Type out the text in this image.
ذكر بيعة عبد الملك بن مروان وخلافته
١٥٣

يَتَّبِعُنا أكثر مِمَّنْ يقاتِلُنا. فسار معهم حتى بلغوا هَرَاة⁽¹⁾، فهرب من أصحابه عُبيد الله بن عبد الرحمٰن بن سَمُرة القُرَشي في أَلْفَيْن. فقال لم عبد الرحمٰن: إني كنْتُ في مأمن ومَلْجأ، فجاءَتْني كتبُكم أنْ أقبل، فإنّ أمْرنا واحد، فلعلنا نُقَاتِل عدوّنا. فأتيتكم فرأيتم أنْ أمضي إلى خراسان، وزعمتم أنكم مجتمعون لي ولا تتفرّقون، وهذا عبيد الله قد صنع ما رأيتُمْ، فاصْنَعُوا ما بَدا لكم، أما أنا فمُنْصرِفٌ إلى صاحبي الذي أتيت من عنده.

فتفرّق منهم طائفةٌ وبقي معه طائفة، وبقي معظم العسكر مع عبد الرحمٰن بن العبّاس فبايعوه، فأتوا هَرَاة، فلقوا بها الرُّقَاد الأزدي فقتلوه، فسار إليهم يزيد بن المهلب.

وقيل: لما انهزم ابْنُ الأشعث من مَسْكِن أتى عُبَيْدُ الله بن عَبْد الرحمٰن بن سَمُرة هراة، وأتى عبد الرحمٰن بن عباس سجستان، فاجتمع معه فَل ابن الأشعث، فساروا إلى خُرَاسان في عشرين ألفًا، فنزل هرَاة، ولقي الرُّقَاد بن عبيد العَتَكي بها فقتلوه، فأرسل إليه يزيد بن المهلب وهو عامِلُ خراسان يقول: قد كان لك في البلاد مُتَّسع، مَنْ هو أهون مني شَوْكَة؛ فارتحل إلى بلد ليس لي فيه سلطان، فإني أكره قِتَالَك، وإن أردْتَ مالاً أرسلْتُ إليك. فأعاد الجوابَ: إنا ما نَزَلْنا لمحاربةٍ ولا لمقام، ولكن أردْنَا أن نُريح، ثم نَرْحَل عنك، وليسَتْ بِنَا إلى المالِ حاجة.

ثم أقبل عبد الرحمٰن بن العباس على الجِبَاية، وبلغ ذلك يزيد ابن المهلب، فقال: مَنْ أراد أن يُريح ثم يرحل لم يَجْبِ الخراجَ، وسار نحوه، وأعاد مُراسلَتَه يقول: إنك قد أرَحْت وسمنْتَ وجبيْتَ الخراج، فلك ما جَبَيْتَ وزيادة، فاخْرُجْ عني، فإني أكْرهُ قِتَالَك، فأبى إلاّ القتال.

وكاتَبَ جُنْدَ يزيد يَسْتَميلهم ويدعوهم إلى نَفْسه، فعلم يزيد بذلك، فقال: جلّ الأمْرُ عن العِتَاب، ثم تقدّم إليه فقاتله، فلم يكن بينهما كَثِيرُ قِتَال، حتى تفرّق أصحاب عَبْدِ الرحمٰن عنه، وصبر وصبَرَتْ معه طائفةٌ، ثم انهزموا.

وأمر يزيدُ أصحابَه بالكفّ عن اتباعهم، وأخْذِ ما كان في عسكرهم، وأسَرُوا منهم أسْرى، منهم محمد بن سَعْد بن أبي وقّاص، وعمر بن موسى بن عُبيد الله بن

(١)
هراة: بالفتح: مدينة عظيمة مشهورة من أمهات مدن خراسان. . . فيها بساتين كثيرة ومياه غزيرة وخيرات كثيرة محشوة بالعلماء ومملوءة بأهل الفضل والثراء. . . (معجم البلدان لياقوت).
━━━━━━
Task description — Reproduce the whole listing word for word.

Written solution —
Type out the text in this image.
ذكر بيعة عبد الملك بن مروان وخلافته
١٥٣

يَتَّبِعُنا أكثر مِمَّنْ يقاتِلُنا. فسار معهم حتى بلغوا هَرَاة⁽¹⁾، فهرب من أصحابه عُبيد الله بن عبد الرحمٰن بن سَمُرة القُرَشي في أَلْفَيْن. فقال لم عبد الرحمٰن: إني كنْتُ في مأمن ومَلْجأ، فجاءَتْني كتبُكم أنْ أقبل، فإنّ أمْرنا واحد، فلعلنا نُقَاتِل عدوّنا. فأتيتكم فرأيتم أنْ أمضي إلى خراسان، وزعمتم أنكم مجتمعون لي ولا تتفرّقون، وهذا عبيد الله قد صنع ما رأيتُمْ، فاصْنَعُوا ما بَدا لكم، أما أنا فمُنْصرِفٌ إلى صاحبي الذي أتيت من عنده.

فتفرّق منهم طائفةٌ وبقي معه طائفة، وبقي معظم العسكر مع عبد الرحمٰن بن العبّاس فبايعوه، فأتوا هَرَاة، فلقوا بها الرُّقَاد الأزدي فقتلوه، فسار إليهم يزيد بن المهلب.

وقيل: لما انهزم ابْنُ الأشعث من مَسْكِن أتى عُبَيْدُ الله بن عَبْد الرحمٰن بن سَمُرة هراة، وأتى عبد الرحمٰن بن عباس سجستان، فاجتمع معه فَل ابن الأشعث، فساروا إلى خُرَاسان في عشرين ألفًا، فنزل هرَاة، ولقي الرُّقَاد بن عبيد العَتَكي بها فقتلوه، فأرسل إليه يزيد بن المهلب وهو عامِلُ خراسان يقول: قد كان لك في البلاد مُتَّسع، مَنْ هو أهون مني شَوْكَة؛ فارتحل إلى بلد ليس لي فيه سلطان، فإني أكره قِتَالَك، وإن أردْتَ مالاً أرسلْتُ إليك. فأعاد الجوابَ: إنا ما نَزَلْنا لمحاربةٍ ولا لمقام، ولكن أردْنَا أن نُريح، ثم نَرْحَل عنك، وليسَتْ بِنَا إلى المالِ حاجة.

ثم أقبل عبد الرحمٰن بن العباس على الجِبَاية، وبلغ ذلك يزيد ابن المهلب، فقال: مَنْ أراد أن يُريح ثم يرحل لم يَجْبِ الخراجَ، وسار نحوه، وأعاد مُراسلَتَه يقول: إنك قد أرَحْت وسمنْتَ وجبيْتَ الخراج، فلك ما جَبَيْتَ وزيادة، فاخْرُجْ عني، فإني أكْرهُ قِتَالَك، فأبى إلاّ القتال.

وكاتَبَ جُنْدَ يزيد يَسْتَميلهم ويدعوهم إلى نَفْسه، فعلم يزيد بذلك، فقال: جلّ الأمْرُ عن العِتَاب، ثم تقدّم إليه فقاتله، فلم يكن بينهما كَثِيرُ قِتَال، حتى تفرّق أصحاب عَبْدِ الرحمٰن عنه، وصبر وصبَرَتْ معه طائفةٌ، ثم انهزموا.

وأمر يزيدُ أصحابَه بالكفّ عن اتباعهم، وأخْذِ ما كان في عسكرهم، وأسَرُوا منهم أسْرى، منهم محمد بن سَعْد بن أبي وقّاص، وعمر بن موسى بن عُبيد الله بن

(١)
هراة: بالفتح: مدينة عظيمة مشهورة من أمهات مدن خراسان. . . فيها بساتين كثيرة ومياه غزيرة وخيرات كثيرة محشوة بالعلماء ومملوءة بأهل الفضل والثراء. . . (معجم البلدان لياقوت).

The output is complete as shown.